(Dataset rows)
START
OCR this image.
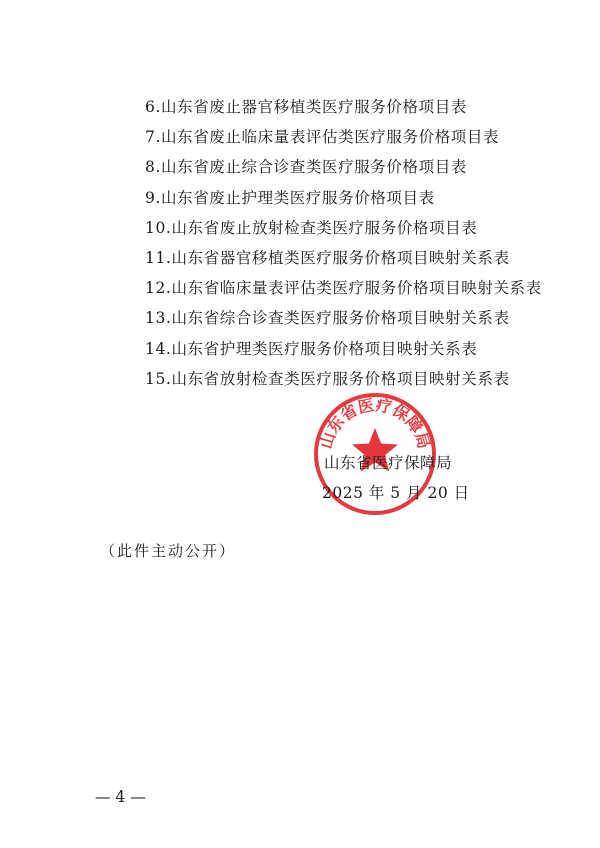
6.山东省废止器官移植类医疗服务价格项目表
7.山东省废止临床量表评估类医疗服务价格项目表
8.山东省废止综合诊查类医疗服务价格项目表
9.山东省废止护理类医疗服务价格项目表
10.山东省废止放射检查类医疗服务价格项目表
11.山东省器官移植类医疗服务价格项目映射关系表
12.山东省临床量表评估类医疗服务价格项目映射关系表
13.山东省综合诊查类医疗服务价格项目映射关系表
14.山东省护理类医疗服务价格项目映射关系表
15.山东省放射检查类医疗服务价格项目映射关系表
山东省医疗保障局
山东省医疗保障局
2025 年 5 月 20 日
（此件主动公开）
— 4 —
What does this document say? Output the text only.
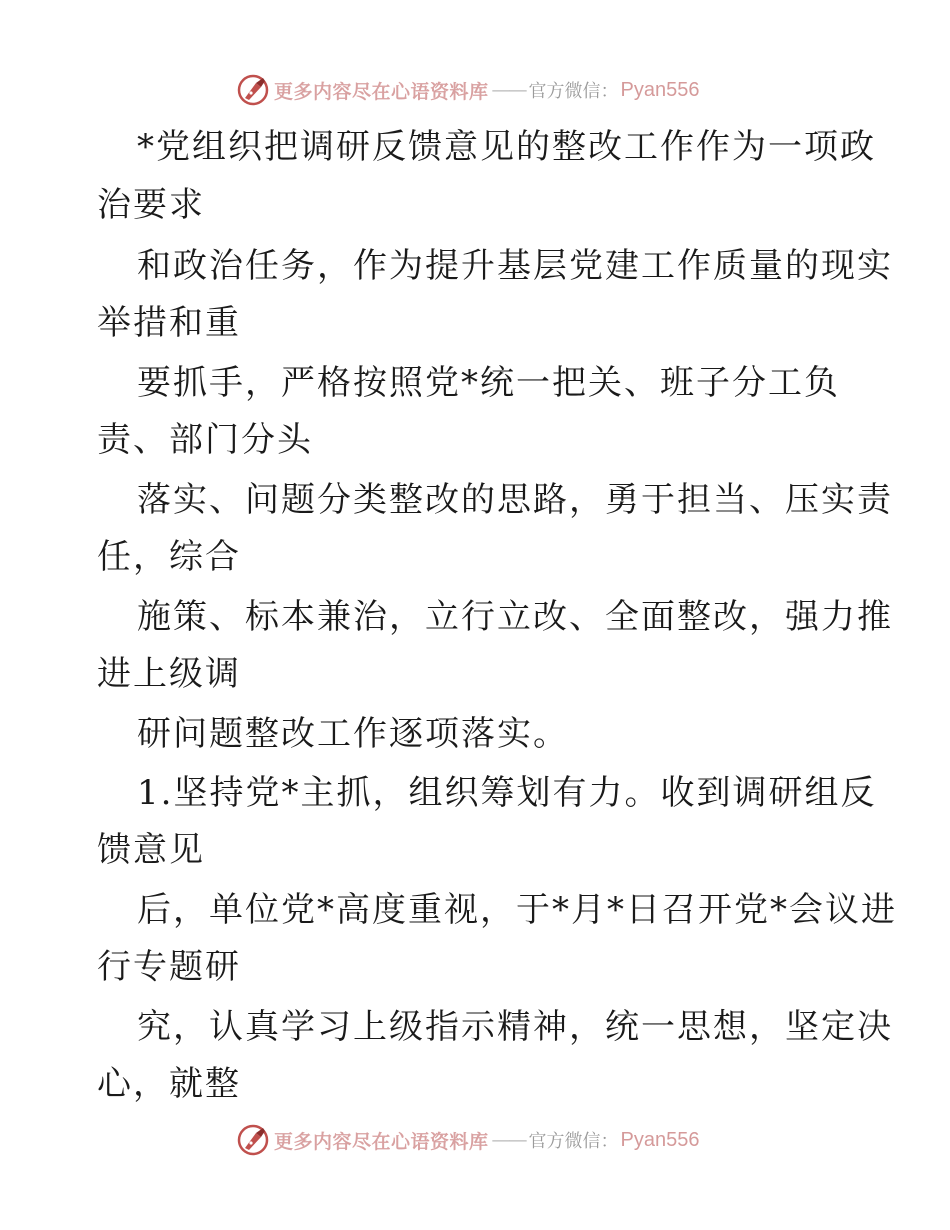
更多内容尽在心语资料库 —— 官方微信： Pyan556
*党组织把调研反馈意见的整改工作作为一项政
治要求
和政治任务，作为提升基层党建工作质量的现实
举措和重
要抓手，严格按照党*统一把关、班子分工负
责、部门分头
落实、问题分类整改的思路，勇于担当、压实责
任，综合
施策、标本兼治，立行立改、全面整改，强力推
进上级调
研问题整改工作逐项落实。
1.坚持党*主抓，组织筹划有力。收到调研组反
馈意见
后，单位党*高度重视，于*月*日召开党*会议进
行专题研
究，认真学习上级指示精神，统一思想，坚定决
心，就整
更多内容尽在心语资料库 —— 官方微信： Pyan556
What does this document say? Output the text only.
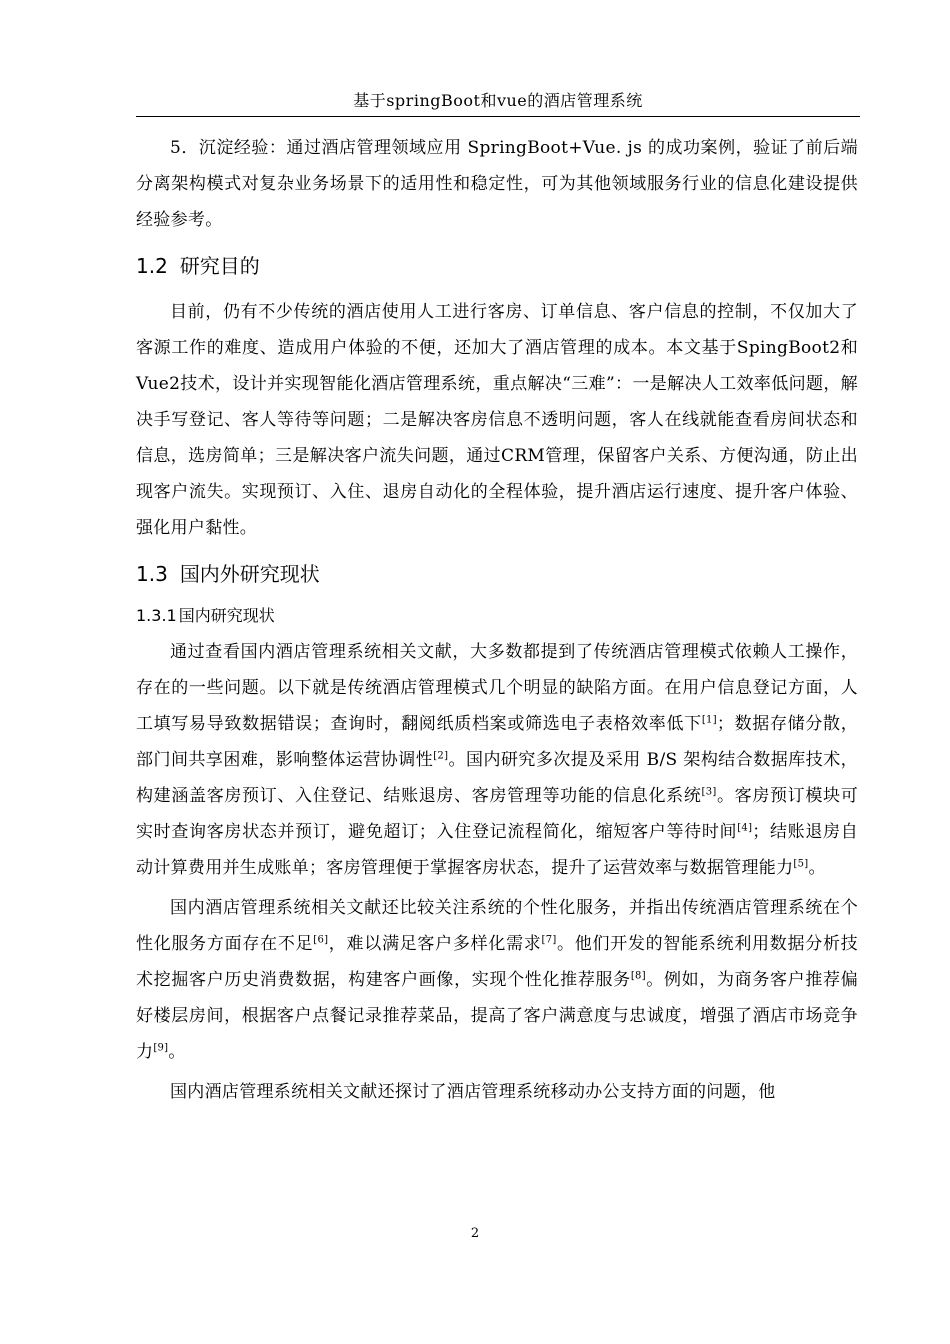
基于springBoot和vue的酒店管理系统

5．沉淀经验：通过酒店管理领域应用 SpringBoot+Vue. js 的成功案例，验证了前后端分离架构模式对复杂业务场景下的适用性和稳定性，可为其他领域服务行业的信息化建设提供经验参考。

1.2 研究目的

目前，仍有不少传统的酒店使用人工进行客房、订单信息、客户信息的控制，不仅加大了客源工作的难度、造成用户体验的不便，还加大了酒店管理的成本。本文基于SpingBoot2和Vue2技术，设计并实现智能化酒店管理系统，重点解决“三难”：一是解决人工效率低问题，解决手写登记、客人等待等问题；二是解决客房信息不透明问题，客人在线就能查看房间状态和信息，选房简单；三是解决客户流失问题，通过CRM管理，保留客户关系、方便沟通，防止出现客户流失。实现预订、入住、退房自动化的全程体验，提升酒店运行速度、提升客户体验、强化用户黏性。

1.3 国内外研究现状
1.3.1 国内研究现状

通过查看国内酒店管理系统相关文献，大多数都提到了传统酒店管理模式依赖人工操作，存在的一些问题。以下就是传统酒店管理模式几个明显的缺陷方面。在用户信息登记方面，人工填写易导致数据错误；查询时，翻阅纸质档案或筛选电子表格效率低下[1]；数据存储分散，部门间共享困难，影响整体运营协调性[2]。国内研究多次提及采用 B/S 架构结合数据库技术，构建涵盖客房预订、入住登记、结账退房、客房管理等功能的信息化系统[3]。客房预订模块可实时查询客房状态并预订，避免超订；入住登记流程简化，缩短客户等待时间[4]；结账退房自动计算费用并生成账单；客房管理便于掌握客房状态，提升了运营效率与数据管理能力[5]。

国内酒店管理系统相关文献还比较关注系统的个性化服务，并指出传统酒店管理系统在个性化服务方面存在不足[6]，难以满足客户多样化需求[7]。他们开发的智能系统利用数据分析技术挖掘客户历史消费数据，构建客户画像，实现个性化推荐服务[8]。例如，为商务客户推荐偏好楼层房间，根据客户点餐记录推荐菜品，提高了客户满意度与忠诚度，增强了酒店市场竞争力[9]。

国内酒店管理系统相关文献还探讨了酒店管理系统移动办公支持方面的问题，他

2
END
» TASK TO COMPLETE: Copy all the records above exactly, but leave out the pictures.

» ANSWER BELOW:
OCR this image.
6.山东省废止器官移植类医疗服务价格项目表
7.山东省废止临床量表评估类医疗服务价格项目表
8.山东省废止综合诊查类医疗服务价格项目表
9.山东省废止护理类医疗服务价格项目表
10.山东省废止放射检查类医疗服务价格项目表
11.山东省器官移植类医疗服务价格项目映射关系表
12.山东省临床量表评估类医疗服务价格项目映射关系表
13.山东省综合诊查类医疗服务价格项目映射关系表
14.山东省护理类医疗服务价格项目映射关系表
15.山东省放射检查类医疗服务价格项目映射关系表
山东省医疗保障局
山东省医疗保障局
2025 年 5 月 20 日
（此件主动公开）
— 4 —
What does this document say? Output the text only.
更多内容尽在心语资料库 —— 官方微信： Pyan556
*党组织把调研反馈意见的整改工作作为一项政
治要求
和政治任务，作为提升基层党建工作质量的现实
举措和重
要抓手，严格按照党*统一把关、班子分工负
责、部门分头
落实、问题分类整改的思路，勇于担当、压实责
任，综合
施策、标本兼治，立行立改、全面整改，强力推
进上级调
研问题整改工作逐项落实。
1.坚持党*主抓，组织筹划有力。收到调研组反
馈意见
后，单位党*高度重视，于*月*日召开党*会议进
行专题研
究，认真学习上级指示精神，统一思想，坚定决
心，就整
更多内容尽在心语资料库 —— 官方微信： Pyan556
What does this document say? Output the text only.
基于springBoot和vue的酒店管理系统

5．沉淀经验：通过酒店管理领域应用 SpringBoot+Vue. js 的成功案例，验证了前后端分离架构模式对复杂业务场景下的适用性和稳定性，可为其他领域服务行业的信息化建设提供经验参考。

1.2 研究目的

目前，仍有不少传统的酒店使用人工进行客房、订单信息、客户信息的控制，不仅加大了客源工作的难度、造成用户体验的不便，还加大了酒店管理的成本。本文基于SpingBoot2和Vue2技术，设计并实现智能化酒店管理系统，重点解决“三难”：一是解决人工效率低问题，解决手写登记、客人等待等问题；二是解决客房信息不透明问题，客人在线就能查看房间状态和信息，选房简单；三是解决客户流失问题，通过CRM管理，保留客户关系、方便沟通，防止出现客户流失。实现预订、入住、退房自动化的全程体验，提升酒店运行速度、提升客户体验、强化用户黏性。

1.3 国内外研究现状
1.3.1 国内研究现状

通过查看国内酒店管理系统相关文献，大多数都提到了传统酒店管理模式依赖人工操作，存在的一些问题。以下就是传统酒店管理模式几个明显的缺陷方面。在用户信息登记方面，人工填写易导致数据错误；查询时，翻阅纸质档案或筛选电子表格效率低下[1]；数据存储分散，部门间共享困难，影响整体运营协调性[2]。国内研究多次提及采用 B/S 架构结合数据库技术，构建涵盖客房预订、入住登记、结账退房、客房管理等功能的信息化系统[3]。客房预订模块可实时查询客房状态并预订，避免超订；入住登记流程简化，缩短客户等待时间[4]；结账退房自动计算费用并生成账单；客房管理便于掌握客房状态，提升了运营效率与数据管理能力[5]。

国内酒店管理系统相关文献还比较关注系统的个性化服务，并指出传统酒店管理系统在个性化服务方面存在不足[6]，难以满足客户多样化需求[7]。他们开发的智能系统利用数据分析技术挖掘客户历史消费数据，构建客户画像，实现个性化推荐服务[8]。例如，为商务客户推荐偏好楼层房间，根据客户点餐记录推荐菜品，提高了客户满意度与忠诚度，增强了酒店市场竞争力[9]。

国内酒店管理系统相关文献还探讨了酒店管理系统移动办公支持方面的问题，他

2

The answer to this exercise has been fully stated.